[PROMPT]
Filter the entries, keeping every line with the word "całej".

******************************

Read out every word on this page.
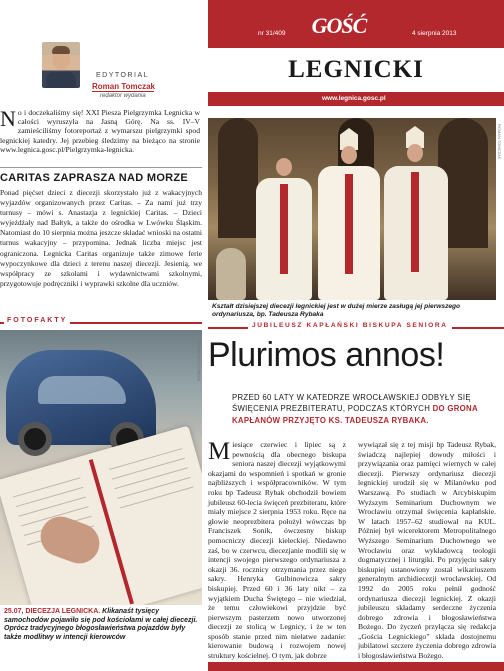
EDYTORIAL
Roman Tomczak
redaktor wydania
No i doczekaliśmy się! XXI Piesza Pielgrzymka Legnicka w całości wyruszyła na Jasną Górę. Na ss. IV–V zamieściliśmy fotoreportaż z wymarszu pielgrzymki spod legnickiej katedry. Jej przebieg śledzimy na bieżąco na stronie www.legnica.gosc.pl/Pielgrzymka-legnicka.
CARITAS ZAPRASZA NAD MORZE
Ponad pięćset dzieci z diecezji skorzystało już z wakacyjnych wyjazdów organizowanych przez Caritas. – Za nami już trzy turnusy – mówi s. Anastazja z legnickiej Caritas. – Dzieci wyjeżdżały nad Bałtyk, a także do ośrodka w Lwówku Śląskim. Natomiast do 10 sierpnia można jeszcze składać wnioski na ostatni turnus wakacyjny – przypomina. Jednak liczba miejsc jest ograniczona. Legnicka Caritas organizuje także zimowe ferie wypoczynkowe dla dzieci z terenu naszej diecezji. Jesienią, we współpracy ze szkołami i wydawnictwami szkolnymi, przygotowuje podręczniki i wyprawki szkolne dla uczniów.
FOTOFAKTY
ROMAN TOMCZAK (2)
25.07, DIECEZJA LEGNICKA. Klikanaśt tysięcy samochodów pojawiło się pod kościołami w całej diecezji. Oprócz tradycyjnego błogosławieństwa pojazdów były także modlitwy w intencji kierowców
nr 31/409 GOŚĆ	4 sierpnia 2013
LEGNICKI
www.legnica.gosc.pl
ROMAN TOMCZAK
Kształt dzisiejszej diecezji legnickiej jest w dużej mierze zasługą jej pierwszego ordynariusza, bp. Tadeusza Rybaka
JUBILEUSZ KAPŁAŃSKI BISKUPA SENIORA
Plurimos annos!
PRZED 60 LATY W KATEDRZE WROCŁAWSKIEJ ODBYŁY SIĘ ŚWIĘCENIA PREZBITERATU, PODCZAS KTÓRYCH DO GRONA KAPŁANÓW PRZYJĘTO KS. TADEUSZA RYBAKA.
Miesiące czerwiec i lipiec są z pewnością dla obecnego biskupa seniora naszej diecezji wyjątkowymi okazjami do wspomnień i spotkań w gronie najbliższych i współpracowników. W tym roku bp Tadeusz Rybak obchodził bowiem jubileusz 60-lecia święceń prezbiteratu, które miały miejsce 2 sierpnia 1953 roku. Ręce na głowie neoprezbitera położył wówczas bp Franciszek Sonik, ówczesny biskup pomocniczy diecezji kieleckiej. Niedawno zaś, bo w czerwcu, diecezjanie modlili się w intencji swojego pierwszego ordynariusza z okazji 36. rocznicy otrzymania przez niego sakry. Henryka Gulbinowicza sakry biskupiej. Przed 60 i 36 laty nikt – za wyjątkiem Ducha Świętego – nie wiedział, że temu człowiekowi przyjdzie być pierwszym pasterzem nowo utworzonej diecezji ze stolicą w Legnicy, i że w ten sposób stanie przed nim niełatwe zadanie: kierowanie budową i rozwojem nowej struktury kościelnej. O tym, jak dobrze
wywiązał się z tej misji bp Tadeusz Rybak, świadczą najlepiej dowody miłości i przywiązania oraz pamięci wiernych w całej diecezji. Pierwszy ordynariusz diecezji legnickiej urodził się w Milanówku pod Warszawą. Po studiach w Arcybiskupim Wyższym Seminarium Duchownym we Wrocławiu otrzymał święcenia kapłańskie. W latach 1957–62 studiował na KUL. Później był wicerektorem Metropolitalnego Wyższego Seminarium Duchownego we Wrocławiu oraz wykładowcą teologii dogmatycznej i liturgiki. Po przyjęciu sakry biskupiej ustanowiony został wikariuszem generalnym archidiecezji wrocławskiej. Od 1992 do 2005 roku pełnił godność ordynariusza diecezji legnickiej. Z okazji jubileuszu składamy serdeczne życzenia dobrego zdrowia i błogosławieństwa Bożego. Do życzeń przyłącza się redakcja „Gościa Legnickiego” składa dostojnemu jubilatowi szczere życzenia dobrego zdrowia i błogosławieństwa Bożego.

******************************

[OUTPUT FOR THIS TASK]
25.07, DIECEZJA LEGNICKA. Klikanaśt tysięcy samochodów pojawiło się pod kościołami w całej diecezji. Oprócz tradycyjnego błogosławieństwa pojazdów były także modlitwy w intencji kierowców
wywiązał się z tej misji bp Tadeusz Rybak, świadczą najlepiej dowody miłości i przywiązania oraz pamięci wiernych w całej diecezji. Pierwszy ordynariusz diecezji legnickiej urodził się w Milanówku pod Warszawą. Po studiach w Arcybiskupim Wyższym Seminarium Duchownym we Wrocławiu otrzymał święcenia kapłańskie. W latach 1957–62 studiował na KUL. Później był wicerektorem Metropolitalnego Wyższego Seminarium Duchownego we Wrocławiu oraz wykładowcą teologii dogmatycznej i liturgiki. Po przyjęciu sakry biskupiej ustanowiony został wikariuszem generalnym archidiecezji wrocławskiej. Od 1992 do 2005 roku pełnił godność ordynariusza diecezji legnickiej. Z okazji jubileuszu składamy serdeczne życzenia dobrego zdrowia i błogosławieństwa Bożego. Do życzeń przyłącza się redakcja „Gościa Legnickiego” składa dostojnemu jubilatowi szczere życzenia dobrego zdrowia i błogosławieństwa Bożego.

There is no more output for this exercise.